Short exercise:
Include the line containing "Read all visible content and emit it as JSON." and every line after it up to the end of the material below; reproduce them exactly and drop the pictures.

** BEGIN Exercise materials **

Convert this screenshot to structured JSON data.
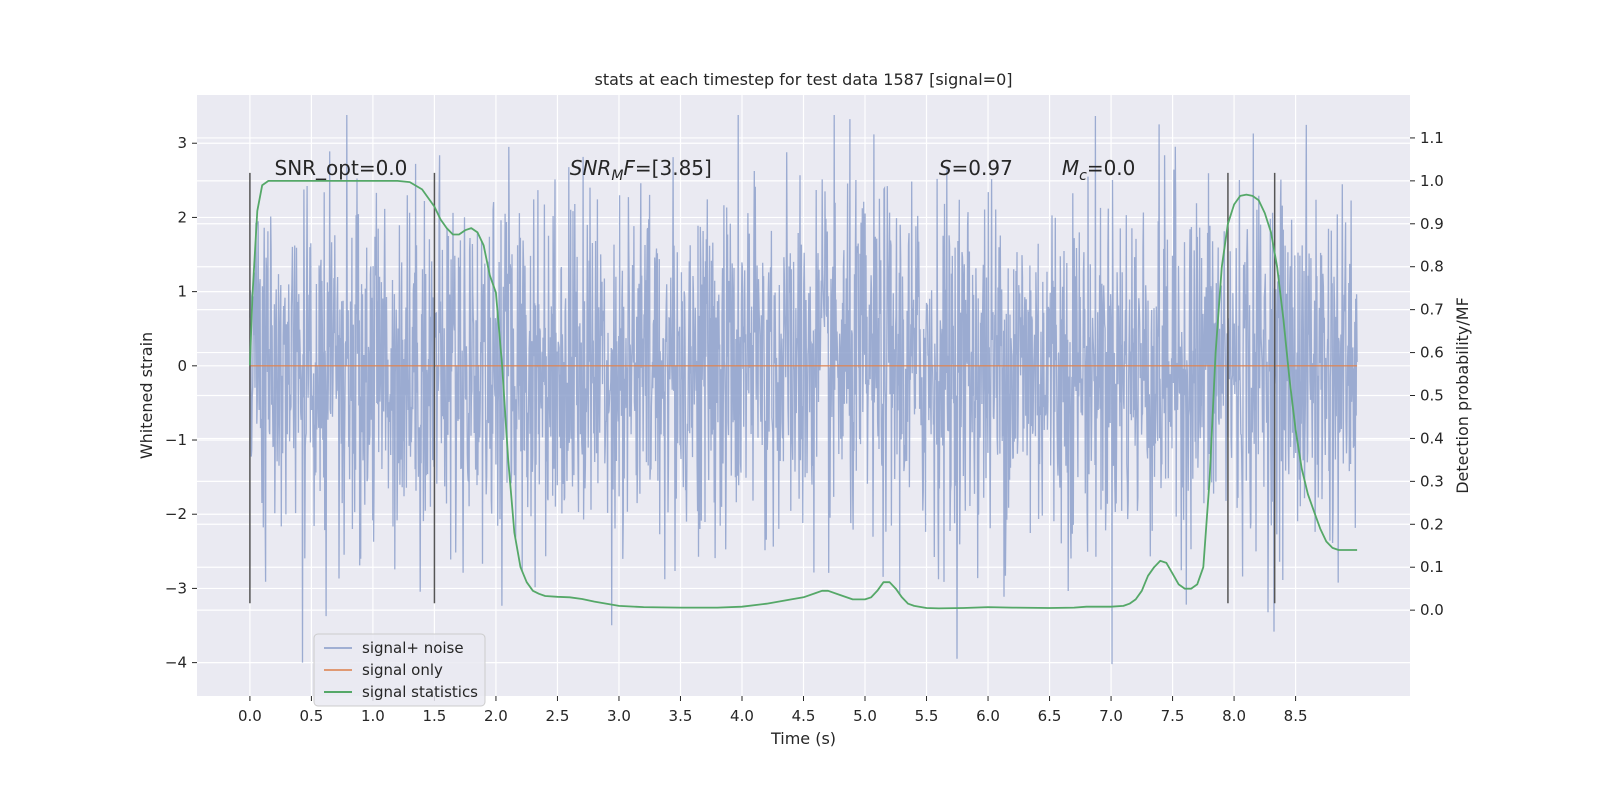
{
  "chart_data": {
    "type": "line",
    "title": "stats at each timestep for test data 1587 [signal=0]",
    "xlabel": "Time (s)",
    "ylabel": "Whitened strain",
    "ylabel_right": "Detection probability/MF",
    "xlim": [
      -0.43,
      9.43
    ],
    "ylim": [
      -4.45,
      3.65
    ],
    "ylim_right": [
      -0.2,
      1.2
    ],
    "xticks": [
      0.0,
      0.5,
      1.0,
      1.5,
      2.0,
      2.5,
      3.0,
      3.5,
      4.0,
      4.5,
      5.0,
      5.5,
      6.0,
      6.5,
      7.0,
      7.5,
      8.0,
      8.5
    ],
    "xtick_labels": [
      "0.0",
      "0.5",
      "1.0",
      "1.5",
      "2.0",
      "2.5",
      "3.0",
      "3.5",
      "4.0",
      "4.5",
      "5.0",
      "5.5",
      "6.0",
      "6.5",
      "7.0",
      "7.5",
      "8.0",
      "8.5"
    ],
    "yticks": [
      3,
      2,
      1,
      0,
      -1,
      -2,
      -3,
      -4
    ],
    "ytick_labels": [
      "3",
      "2",
      "1",
      "0",
      "−1",
      "−2",
      "−3",
      "−4"
    ],
    "yticks_right": [
      1.1,
      1.0,
      0.9,
      0.8,
      0.7,
      0.6,
      0.5,
      0.4,
      0.3,
      0.2,
      0.1,
      0.0
    ],
    "ytick_labels_right": [
      "1.1",
      "1.0",
      "0.9",
      "0.8",
      "0.7",
      "0.6",
      "0.5",
      "0.4",
      "0.3",
      "0.2",
      "0.1",
      "0.0"
    ],
    "grid": true,
    "legend_position": "lower-left",
    "noise": {
      "name": "signal+ noise",
      "color": "#8da0cb",
      "x_range": [
        0.0,
        9.0
      ],
      "typical_amplitude": 1.4,
      "max_value": 3.38,
      "min_value": -4.02
    },
    "series": [
      {
        "name": "signal only",
        "color": "#dd8452",
        "axis": "left",
        "x": [
          0.0,
          9.0
        ],
        "y": [
          0.0,
          0.0
        ]
      },
      {
        "name": "signal statistics",
        "color": "#55a868",
        "axis": "right",
        "x": [
          0.0,
          0.02,
          0.06,
          0.1,
          0.15,
          0.25,
          0.4,
          0.6,
          0.8,
          1.0,
          1.2,
          1.3,
          1.4,
          1.5,
          1.55,
          1.6,
          1.65,
          1.7,
          1.75,
          1.8,
          1.85,
          1.9,
          1.95,
          2.0,
          2.05,
          2.1,
          2.15,
          2.2,
          2.25,
          2.3,
          2.35,
          2.4,
          2.5,
          2.6,
          2.7,
          2.8,
          3.0,
          3.2,
          3.5,
          3.8,
          4.0,
          4.2,
          4.4,
          4.5,
          4.6,
          4.65,
          4.7,
          4.8,
          4.9,
          5.0,
          5.05,
          5.1,
          5.15,
          5.2,
          5.25,
          5.3,
          5.35,
          5.4,
          5.5,
          5.6,
          5.8,
          6.0,
          6.2,
          6.5,
          6.7,
          6.8,
          7.0,
          7.1,
          7.15,
          7.2,
          7.25,
          7.3,
          7.35,
          7.4,
          7.45,
          7.5,
          7.55,
          7.6,
          7.65,
          7.7,
          7.75,
          7.8,
          7.85,
          7.9,
          7.95,
          8.0,
          8.05,
          8.1,
          8.15,
          8.2,
          8.25,
          8.3,
          8.35,
          8.4,
          8.45,
          8.5,
          8.55,
          8.6,
          8.65,
          8.7,
          8.75,
          8.8,
          8.85,
          8.9,
          8.95,
          9.0
        ],
        "y": [
          0.57,
          0.73,
          0.93,
          0.99,
          1.0,
          1.0,
          1.0,
          1.0,
          1.0,
          1.0,
          1.0,
          0.997,
          0.98,
          0.94,
          0.91,
          0.89,
          0.875,
          0.875,
          0.885,
          0.89,
          0.88,
          0.85,
          0.78,
          0.74,
          0.57,
          0.35,
          0.18,
          0.1,
          0.065,
          0.045,
          0.038,
          0.033,
          0.031,
          0.03,
          0.026,
          0.02,
          0.01,
          0.007,
          0.006,
          0.006,
          0.008,
          0.015,
          0.025,
          0.03,
          0.04,
          0.045,
          0.045,
          0.035,
          0.025,
          0.025,
          0.03,
          0.045,
          0.065,
          0.065,
          0.05,
          0.03,
          0.015,
          0.01,
          0.005,
          0.004,
          0.005,
          0.007,
          0.006,
          0.005,
          0.006,
          0.008,
          0.008,
          0.01,
          0.015,
          0.025,
          0.045,
          0.08,
          0.1,
          0.115,
          0.11,
          0.085,
          0.06,
          0.05,
          0.05,
          0.06,
          0.1,
          0.3,
          0.6,
          0.8,
          0.9,
          0.945,
          0.965,
          0.968,
          0.965,
          0.955,
          0.925,
          0.88,
          0.8,
          0.68,
          0.54,
          0.42,
          0.33,
          0.27,
          0.23,
          0.19,
          0.16,
          0.145,
          0.14,
          0.14,
          0.14,
          0.14
        ]
      }
    ],
    "vertical_lines": [
      0.0,
      1.5,
      7.95,
      8.33
    ],
    "vertical_line_range": [
      -3.2,
      2.6
    ],
    "annotations": [
      {
        "label": "SNR_opt=0.0",
        "x": 0.2,
        "y": 2.6
      },
      {
        "label": "SNR_MF=[3.85]",
        "x": 2.6,
        "y": 2.6
      },
      {
        "label": "S=0.97",
        "x": 5.6,
        "y": 2.6
      },
      {
        "label": "M_c=0.0",
        "x": 6.6,
        "y": 2.6
      }
    ]
  },
  "text": {
    "annot_snr_opt": "SNR_opt=0.0",
    "annot_snr_mf_main": "SNR",
    "annot_snr_mf_sub": "M",
    "annot_snr_mf_italic_tail": "F",
    "annot_snr_mf_value": "=[3.85]",
    "annot_s_italic": "S",
    "annot_s_value": "=0.97",
    "annot_mc_italic": "M",
    "annot_mc_sub": "c",
    "annot_mc_value": "=0.0"
  },
  "colors": {
    "plot_bg": "#eaeaf2",
    "grid": "#ffffff",
    "vline": "#555555",
    "legend_bg": "#eaeaf2",
    "legend_edge": "#cccccc"
  }
}
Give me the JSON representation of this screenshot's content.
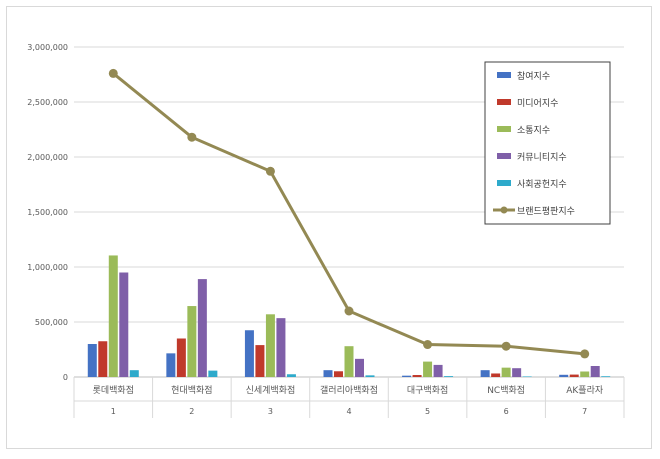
{
  "chart_data": {
    "type": "bar",
    "categories": [
      "롯데백화점",
      "현대백화점",
      "신세계백화점",
      "갤러리아백화점",
      "대구백화점",
      "NC백화점",
      "AK플라자"
    ],
    "ranks": [
      "1",
      "2",
      "3",
      "4",
      "5",
      "6",
      "7"
    ],
    "ylim": [
      0,
      3000000
    ],
    "yticks": [
      "0",
      "500,000",
      "1,000,000",
      "1,500,000",
      "2,000,000",
      "2,500,000",
      "3,000,000"
    ],
    "ytick_values": [
      0,
      500000,
      1000000,
      1500000,
      2000000,
      2500000,
      3000000
    ],
    "grid": true,
    "legend_position": "top-right",
    "series": [
      {
        "name": "참여지수",
        "type": "bar",
        "color": "#4472c4",
        "values": [
          300000,
          215000,
          425000,
          62000,
          12000,
          62000,
          20000
        ]
      },
      {
        "name": "미디어지수",
        "type": "bar",
        "color": "#c0392b",
        "values": [
          325000,
          350000,
          290000,
          52000,
          18000,
          32000,
          22000
        ]
      },
      {
        "name": "소통지수",
        "type": "bar",
        "color": "#9bbb59",
        "values": [
          1105000,
          645000,
          570000,
          280000,
          140000,
          85000,
          50000
        ]
      },
      {
        "name": "커뮤니티지수",
        "type": "bar",
        "color": "#7f5fa8",
        "values": [
          950000,
          890000,
          535000,
          165000,
          110000,
          80000,
          100000
        ]
      },
      {
        "name": "사회공헌지수",
        "type": "bar",
        "color": "#2eaacb",
        "values": [
          62000,
          58000,
          25000,
          15000,
          8000,
          5000,
          7000
        ]
      },
      {
        "name": "브랜드평판지수",
        "type": "line",
        "color": "#938953",
        "values": [
          2760000,
          2180000,
          1870000,
          600000,
          295000,
          280000,
          210000
        ]
      }
    ]
  }
}
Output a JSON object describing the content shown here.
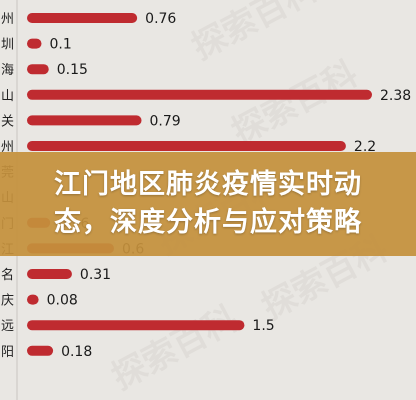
{
  "chart_data": {
    "type": "bar",
    "orientation": "horizontal",
    "categories": [
      "州",
      "圳",
      "海",
      "山",
      "关",
      "州",
      "莞",
      "山",
      "门",
      "江",
      "名",
      "庆",
      "远",
      "阳"
    ],
    "values": [
      0.76,
      0.1,
      0.15,
      2.38,
      0.79,
      2.2,
      null,
      null,
      0.16,
      0.6,
      0.31,
      0.08,
      1.5,
      0.18
    ],
    "value_labels": [
      "0.76",
      "0.1",
      "0.15",
      "2.38",
      "0.79",
      "2.2",
      "",
      "",
      "0.16",
      "0.6",
      "0.31",
      "0.08",
      "1.5",
      "0.18"
    ],
    "xlim": [
      0,
      2.38
    ],
    "bar_color": "#bf2b30",
    "grid": false
  },
  "overlay": {
    "line1": "江门地区肺炎疫情实时动",
    "line2": "态，深度分析与应对策略",
    "color": "#c4903c"
  },
  "watermark": "探索百科"
}
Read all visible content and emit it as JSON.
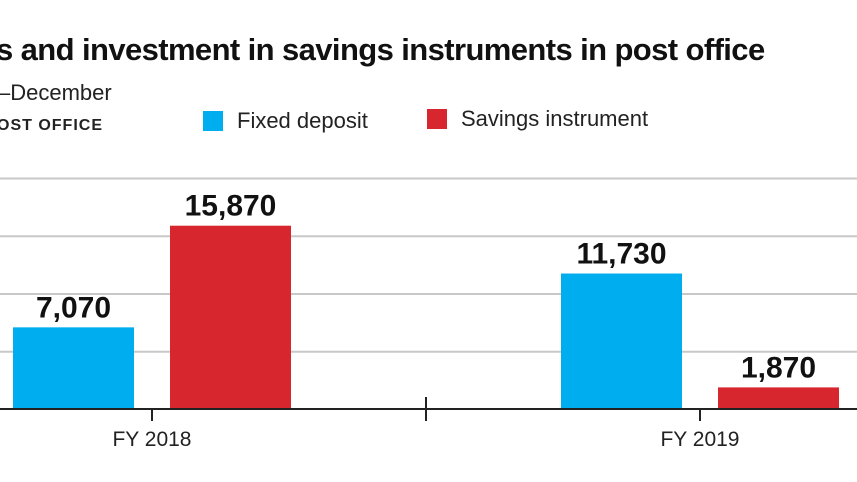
{
  "header": {
    "title": "s and investment in savings instruments in post office",
    "subtitle": "–December",
    "source": "OST OFFICE"
  },
  "legend": [
    {
      "label": "Fixed deposit",
      "color": "#00adef"
    },
    {
      "label": "Savings instrument",
      "color": "#d7262e"
    }
  ],
  "chart_data": {
    "type": "bar",
    "categories": [
      "FY 2018",
      "FY 2019"
    ],
    "series": [
      {
        "name": "Fixed deposit",
        "values": [
          7070,
          11730
        ],
        "labels": [
          "7,070",
          "11,730"
        ],
        "color": "#00adef"
      },
      {
        "name": "Savings instrument",
        "values": [
          15870,
          1870
        ],
        "labels": [
          "15,870",
          "1,870"
        ],
        "color": "#d7262e"
      }
    ],
    "ylim": [
      0,
      20000
    ],
    "grid": true,
    "legend_position": "top"
  }
}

** END Exercise materials **

Output of the task:
Read all visible content and emit it as JSON.
{
  "header": {
    "title": "s and investment in savings instruments in post office",
    "subtitle": "–December",
    "source": "OST OFFICE"
  },
  "legend": [
    {
      "label": "Fixed deposit",
      "color": "#00adef"
    },
    {
      "label": "Savings instrument",
      "color": "#d7262e"
    }
  ],
  "chart_data": {
    "type": "bar",
    "categories": [
      "FY 2018",
      "FY 2019"
    ],
    "series": [
      {
        "name": "Fixed deposit",
        "values": [
          7070,
          11730
        ],
        "labels": [
          "7,070",
          "11,730"
        ],
        "color": "#00adef"
      },
      {
        "name": "Savings instrument",
        "values": [
          15870,
          1870
        ],
        "labels": [
          "15,870",
          "1,870"
        ],
        "color": "#d7262e"
      }
    ],
    "ylim": [
      0,
      20000
    ],
    "grid": true,
    "legend_position": "top"
  }
}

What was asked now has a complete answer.